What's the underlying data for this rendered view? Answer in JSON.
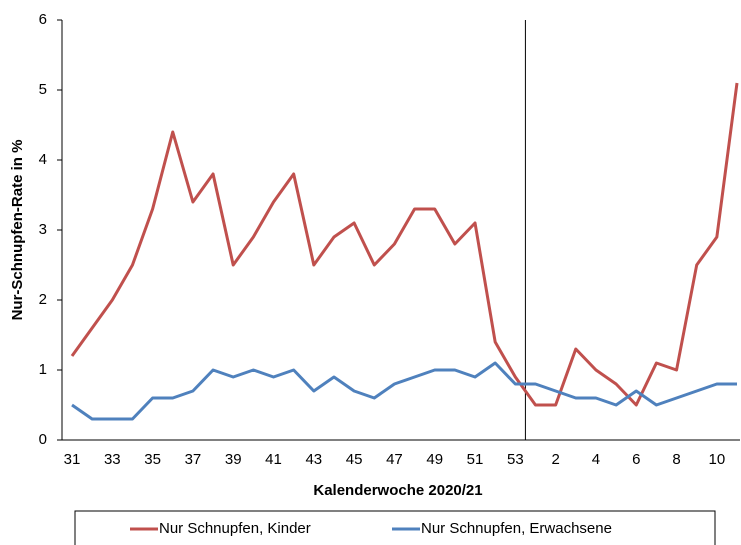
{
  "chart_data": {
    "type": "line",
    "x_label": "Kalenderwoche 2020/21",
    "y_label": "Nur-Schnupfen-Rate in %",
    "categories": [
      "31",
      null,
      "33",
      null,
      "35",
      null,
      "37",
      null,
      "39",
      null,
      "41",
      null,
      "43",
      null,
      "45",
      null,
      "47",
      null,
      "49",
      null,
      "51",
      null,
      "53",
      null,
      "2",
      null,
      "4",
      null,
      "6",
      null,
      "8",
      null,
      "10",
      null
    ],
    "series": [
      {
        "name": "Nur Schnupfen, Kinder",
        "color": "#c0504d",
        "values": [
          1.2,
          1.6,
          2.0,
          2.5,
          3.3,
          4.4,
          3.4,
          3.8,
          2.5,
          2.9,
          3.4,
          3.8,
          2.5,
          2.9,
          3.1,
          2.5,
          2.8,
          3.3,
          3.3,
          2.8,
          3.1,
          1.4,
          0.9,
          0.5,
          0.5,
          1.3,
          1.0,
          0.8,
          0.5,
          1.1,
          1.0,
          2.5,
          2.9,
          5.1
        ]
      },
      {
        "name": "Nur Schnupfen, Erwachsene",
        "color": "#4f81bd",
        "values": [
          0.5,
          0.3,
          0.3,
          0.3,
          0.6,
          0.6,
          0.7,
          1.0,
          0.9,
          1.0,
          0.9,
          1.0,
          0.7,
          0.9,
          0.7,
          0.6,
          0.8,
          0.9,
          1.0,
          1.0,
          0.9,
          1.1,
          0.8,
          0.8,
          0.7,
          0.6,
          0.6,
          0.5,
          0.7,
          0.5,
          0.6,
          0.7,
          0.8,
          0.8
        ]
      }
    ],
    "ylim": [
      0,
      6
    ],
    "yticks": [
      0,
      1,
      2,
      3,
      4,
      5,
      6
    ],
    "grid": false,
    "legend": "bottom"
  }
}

# # # #

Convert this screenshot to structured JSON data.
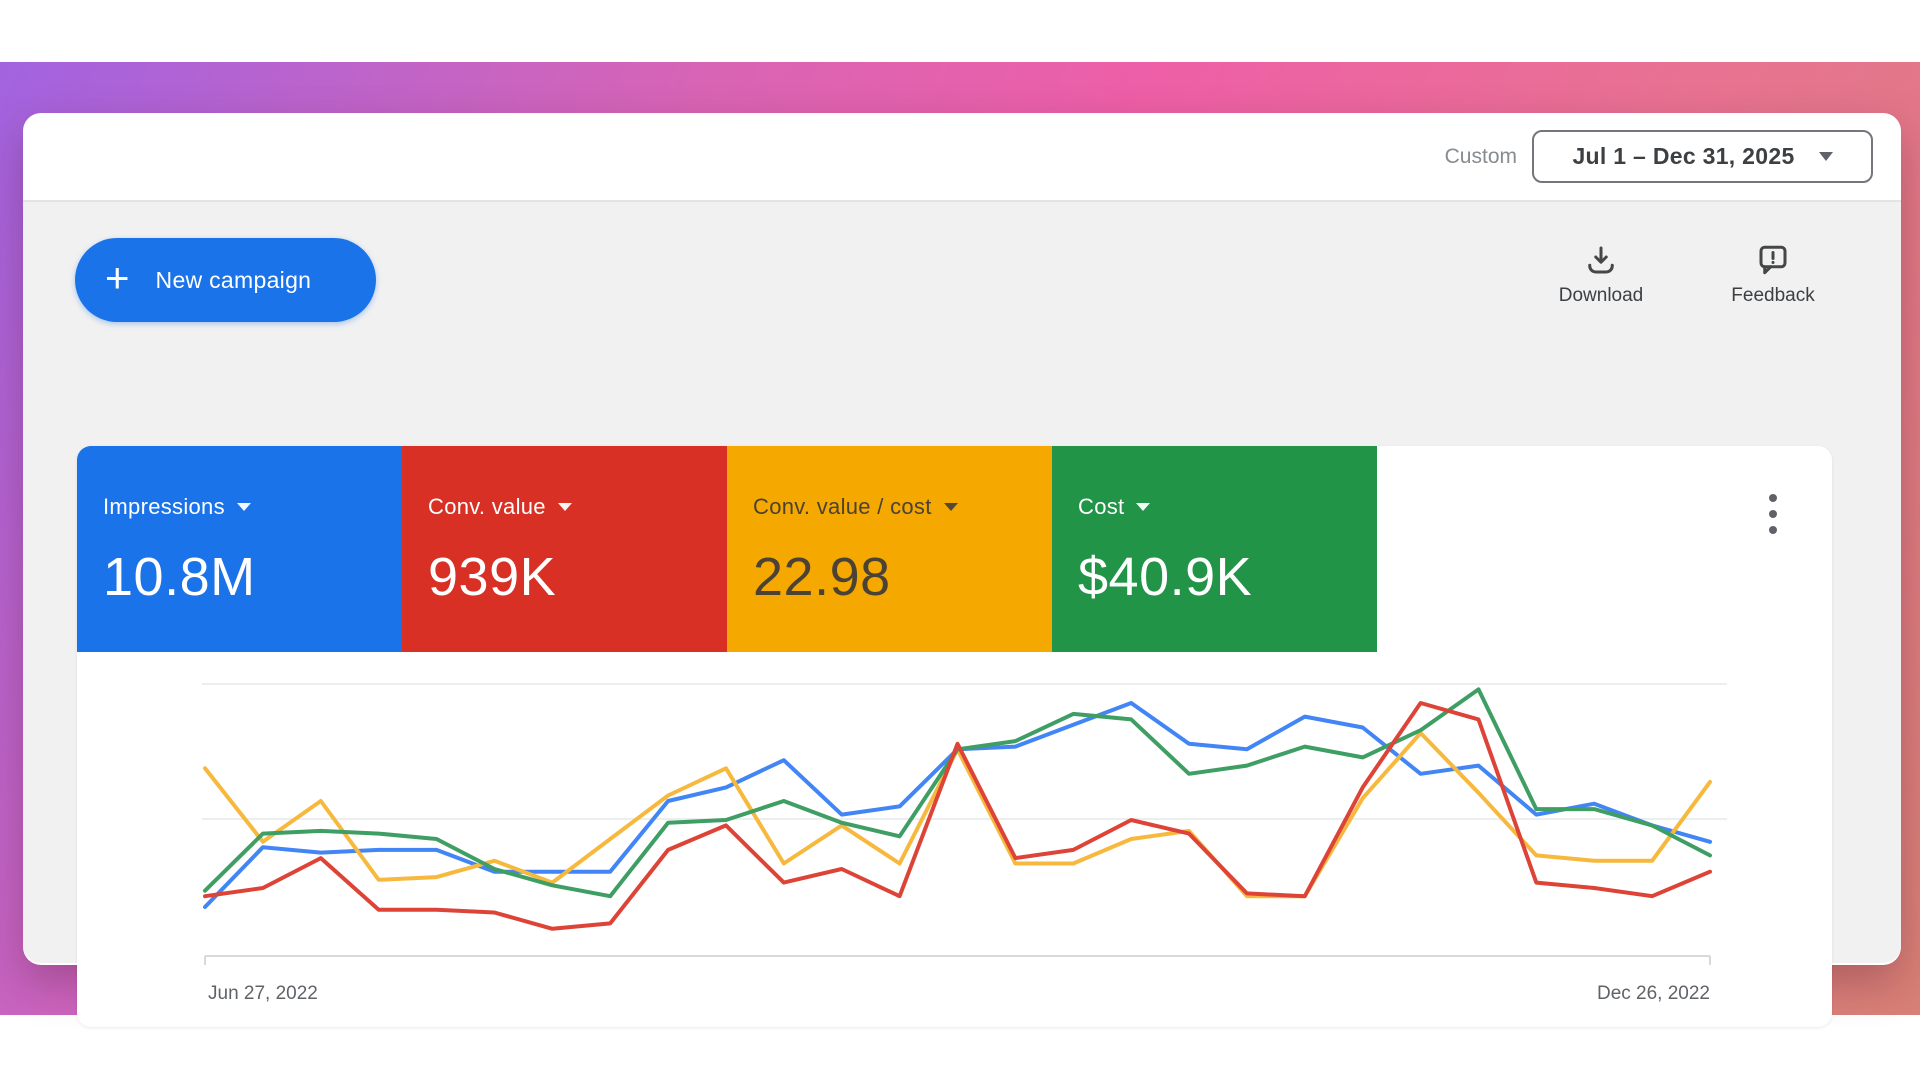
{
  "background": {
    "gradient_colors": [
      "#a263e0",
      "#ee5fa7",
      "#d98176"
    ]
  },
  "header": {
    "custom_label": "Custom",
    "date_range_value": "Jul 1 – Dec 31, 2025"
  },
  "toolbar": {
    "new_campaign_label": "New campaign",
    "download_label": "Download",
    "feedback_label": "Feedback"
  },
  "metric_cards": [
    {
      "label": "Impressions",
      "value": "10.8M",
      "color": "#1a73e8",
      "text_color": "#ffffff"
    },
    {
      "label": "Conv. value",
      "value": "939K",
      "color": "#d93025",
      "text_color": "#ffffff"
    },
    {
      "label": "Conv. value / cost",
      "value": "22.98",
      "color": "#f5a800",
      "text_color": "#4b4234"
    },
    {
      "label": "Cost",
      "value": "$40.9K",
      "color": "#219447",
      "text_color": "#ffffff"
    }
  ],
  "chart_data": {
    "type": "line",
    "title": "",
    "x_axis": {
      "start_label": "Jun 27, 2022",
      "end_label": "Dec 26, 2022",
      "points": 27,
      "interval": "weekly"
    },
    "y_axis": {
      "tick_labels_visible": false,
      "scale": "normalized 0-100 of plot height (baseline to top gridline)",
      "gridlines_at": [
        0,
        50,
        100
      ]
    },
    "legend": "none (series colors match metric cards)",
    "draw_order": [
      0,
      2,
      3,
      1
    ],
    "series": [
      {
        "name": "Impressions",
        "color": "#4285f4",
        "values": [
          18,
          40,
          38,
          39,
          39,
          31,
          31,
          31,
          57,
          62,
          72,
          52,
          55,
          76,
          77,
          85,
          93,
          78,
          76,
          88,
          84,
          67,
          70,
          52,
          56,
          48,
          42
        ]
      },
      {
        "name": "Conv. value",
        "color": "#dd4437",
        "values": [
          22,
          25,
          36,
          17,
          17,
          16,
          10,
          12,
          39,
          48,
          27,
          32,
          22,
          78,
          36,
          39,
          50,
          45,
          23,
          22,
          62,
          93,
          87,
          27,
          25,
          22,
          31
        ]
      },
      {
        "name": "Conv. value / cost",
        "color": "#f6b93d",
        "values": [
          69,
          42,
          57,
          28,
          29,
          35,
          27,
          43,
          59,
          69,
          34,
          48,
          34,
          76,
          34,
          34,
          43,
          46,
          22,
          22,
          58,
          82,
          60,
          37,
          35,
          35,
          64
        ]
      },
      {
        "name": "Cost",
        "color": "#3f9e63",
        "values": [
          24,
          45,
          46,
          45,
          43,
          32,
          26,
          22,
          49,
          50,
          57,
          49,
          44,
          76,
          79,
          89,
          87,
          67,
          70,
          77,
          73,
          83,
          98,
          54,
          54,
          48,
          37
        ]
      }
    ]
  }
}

# # # #

Directions:
Copy every line that includes the string "JSON" from the material above.

Exercise response:
What's the underlying data for this rendered view? Answer in JSON.
Convert this screenshot to structured JSON data.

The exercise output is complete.